**The task**
Copy every line of the entries that includes the word "JSON".

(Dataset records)
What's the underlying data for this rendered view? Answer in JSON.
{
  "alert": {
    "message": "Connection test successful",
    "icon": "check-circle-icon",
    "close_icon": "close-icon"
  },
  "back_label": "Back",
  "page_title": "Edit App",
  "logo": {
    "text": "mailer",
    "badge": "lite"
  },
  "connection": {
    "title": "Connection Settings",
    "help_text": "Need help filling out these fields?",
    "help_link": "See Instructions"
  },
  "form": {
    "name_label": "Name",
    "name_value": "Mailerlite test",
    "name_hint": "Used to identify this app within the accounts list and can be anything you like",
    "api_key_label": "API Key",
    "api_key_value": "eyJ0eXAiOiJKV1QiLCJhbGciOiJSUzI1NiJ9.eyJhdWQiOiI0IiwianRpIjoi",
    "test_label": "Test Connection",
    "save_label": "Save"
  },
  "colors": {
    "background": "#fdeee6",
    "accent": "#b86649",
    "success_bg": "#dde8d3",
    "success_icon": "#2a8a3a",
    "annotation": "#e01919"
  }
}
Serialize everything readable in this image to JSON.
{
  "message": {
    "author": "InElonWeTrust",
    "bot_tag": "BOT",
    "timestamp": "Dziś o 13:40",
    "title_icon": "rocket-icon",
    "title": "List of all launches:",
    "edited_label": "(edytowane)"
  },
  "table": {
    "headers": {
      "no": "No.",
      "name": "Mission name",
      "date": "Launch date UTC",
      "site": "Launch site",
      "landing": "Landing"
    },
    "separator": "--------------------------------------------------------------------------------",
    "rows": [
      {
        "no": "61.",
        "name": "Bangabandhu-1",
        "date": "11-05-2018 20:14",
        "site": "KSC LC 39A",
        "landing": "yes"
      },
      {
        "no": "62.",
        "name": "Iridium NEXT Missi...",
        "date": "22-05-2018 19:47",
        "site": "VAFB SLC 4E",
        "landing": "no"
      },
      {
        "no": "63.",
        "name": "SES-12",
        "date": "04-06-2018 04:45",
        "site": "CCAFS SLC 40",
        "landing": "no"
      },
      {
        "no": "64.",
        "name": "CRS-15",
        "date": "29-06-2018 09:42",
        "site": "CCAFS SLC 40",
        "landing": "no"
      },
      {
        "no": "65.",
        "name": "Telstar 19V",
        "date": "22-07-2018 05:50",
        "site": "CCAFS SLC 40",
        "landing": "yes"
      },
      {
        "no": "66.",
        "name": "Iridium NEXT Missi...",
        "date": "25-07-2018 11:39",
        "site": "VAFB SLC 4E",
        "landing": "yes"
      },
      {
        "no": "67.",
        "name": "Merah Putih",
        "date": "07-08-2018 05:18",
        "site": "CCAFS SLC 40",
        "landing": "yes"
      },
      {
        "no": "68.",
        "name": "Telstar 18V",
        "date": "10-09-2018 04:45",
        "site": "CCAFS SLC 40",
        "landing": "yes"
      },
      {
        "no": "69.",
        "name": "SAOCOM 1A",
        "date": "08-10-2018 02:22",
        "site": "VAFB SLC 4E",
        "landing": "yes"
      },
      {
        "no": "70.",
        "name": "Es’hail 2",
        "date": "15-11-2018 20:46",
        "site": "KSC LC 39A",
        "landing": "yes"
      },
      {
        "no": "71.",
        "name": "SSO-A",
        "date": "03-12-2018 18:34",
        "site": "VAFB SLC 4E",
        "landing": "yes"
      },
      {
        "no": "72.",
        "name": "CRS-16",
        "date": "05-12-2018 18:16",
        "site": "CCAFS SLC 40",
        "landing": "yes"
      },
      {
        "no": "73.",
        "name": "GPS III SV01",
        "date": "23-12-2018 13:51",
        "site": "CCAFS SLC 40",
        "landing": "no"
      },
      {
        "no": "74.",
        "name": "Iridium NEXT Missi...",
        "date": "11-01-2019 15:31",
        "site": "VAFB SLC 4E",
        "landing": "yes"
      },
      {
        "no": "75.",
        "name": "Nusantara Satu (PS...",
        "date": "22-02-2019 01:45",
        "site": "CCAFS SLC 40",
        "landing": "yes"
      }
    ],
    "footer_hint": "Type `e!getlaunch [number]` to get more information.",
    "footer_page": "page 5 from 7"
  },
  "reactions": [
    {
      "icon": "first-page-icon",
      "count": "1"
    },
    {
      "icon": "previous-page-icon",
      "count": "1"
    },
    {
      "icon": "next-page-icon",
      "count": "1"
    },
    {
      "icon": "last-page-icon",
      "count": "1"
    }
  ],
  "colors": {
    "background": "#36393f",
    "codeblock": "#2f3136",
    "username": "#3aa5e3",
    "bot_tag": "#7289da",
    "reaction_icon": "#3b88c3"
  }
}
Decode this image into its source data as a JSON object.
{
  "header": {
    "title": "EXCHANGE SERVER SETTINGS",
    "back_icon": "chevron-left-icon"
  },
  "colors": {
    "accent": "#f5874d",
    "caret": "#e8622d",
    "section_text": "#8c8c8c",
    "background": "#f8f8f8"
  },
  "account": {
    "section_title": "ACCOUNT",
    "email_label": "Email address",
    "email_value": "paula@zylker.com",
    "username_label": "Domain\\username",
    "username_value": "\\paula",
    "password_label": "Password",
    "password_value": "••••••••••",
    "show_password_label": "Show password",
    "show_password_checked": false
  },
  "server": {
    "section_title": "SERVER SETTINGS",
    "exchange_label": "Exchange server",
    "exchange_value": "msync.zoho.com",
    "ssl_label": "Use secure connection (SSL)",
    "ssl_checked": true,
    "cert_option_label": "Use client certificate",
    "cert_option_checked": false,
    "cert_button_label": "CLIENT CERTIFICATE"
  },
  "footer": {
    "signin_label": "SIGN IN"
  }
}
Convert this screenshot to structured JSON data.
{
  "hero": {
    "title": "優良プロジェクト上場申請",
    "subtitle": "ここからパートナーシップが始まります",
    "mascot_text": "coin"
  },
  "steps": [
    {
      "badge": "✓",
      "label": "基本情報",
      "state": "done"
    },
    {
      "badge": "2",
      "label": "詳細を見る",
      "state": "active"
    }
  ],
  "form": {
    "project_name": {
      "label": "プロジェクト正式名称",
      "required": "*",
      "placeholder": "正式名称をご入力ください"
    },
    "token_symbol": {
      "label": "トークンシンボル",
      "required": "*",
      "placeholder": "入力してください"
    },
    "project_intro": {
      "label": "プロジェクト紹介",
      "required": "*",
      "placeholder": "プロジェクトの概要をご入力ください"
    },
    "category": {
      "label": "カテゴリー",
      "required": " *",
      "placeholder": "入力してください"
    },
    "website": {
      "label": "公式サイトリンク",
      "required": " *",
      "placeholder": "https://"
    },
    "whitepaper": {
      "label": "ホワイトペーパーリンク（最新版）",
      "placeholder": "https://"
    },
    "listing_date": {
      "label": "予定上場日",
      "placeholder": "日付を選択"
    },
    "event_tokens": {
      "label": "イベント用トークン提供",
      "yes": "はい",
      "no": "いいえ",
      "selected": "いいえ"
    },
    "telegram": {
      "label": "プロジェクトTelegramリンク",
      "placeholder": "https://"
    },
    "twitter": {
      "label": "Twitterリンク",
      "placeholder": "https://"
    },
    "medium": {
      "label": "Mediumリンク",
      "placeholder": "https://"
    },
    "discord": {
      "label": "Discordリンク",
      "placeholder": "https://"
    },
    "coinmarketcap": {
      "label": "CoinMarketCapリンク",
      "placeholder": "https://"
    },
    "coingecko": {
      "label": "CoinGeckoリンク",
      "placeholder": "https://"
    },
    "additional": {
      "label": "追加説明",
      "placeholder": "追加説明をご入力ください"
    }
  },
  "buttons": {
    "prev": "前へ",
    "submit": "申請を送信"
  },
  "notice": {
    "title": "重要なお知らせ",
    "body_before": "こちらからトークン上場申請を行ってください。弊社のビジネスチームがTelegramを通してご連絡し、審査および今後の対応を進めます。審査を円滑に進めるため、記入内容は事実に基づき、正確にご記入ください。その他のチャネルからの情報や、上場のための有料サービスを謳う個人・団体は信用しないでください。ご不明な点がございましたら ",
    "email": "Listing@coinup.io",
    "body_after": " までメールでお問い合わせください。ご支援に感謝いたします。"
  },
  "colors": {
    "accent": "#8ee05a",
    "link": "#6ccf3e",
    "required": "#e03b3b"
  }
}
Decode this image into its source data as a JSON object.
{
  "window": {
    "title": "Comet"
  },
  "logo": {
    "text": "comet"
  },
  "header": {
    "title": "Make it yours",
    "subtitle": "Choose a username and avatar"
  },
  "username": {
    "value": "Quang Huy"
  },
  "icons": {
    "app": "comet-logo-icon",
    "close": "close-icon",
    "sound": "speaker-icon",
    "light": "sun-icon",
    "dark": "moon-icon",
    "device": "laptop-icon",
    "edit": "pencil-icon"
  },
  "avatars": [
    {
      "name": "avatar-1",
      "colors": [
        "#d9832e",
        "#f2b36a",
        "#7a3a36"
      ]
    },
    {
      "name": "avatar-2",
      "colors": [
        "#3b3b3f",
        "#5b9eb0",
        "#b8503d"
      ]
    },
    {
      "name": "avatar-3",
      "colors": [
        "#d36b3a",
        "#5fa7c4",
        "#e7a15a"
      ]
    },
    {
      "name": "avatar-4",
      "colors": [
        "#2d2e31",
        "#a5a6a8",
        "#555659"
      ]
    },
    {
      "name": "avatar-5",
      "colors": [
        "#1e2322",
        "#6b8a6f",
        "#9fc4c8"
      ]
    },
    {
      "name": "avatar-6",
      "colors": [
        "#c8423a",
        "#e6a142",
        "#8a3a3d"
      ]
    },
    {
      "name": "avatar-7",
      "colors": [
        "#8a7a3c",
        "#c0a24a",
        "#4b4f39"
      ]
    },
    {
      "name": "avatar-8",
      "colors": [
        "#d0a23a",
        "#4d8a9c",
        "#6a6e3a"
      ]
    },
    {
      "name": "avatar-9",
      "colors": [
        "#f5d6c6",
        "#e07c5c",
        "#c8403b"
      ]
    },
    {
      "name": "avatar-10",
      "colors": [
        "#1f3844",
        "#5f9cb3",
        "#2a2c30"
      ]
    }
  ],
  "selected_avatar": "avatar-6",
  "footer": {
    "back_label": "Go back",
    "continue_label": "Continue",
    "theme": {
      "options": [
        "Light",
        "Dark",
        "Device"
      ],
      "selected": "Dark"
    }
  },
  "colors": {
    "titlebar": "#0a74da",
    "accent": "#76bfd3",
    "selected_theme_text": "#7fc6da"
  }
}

**Final result**
What's the underlying data for this rendered view? Answer in JSON.
Serialize everything readable in this image to JSON.
Decode this image into its source data as a JSON object.
Convert this screenshot to structured JSON data.
Decode this image into its source data as a JSON object.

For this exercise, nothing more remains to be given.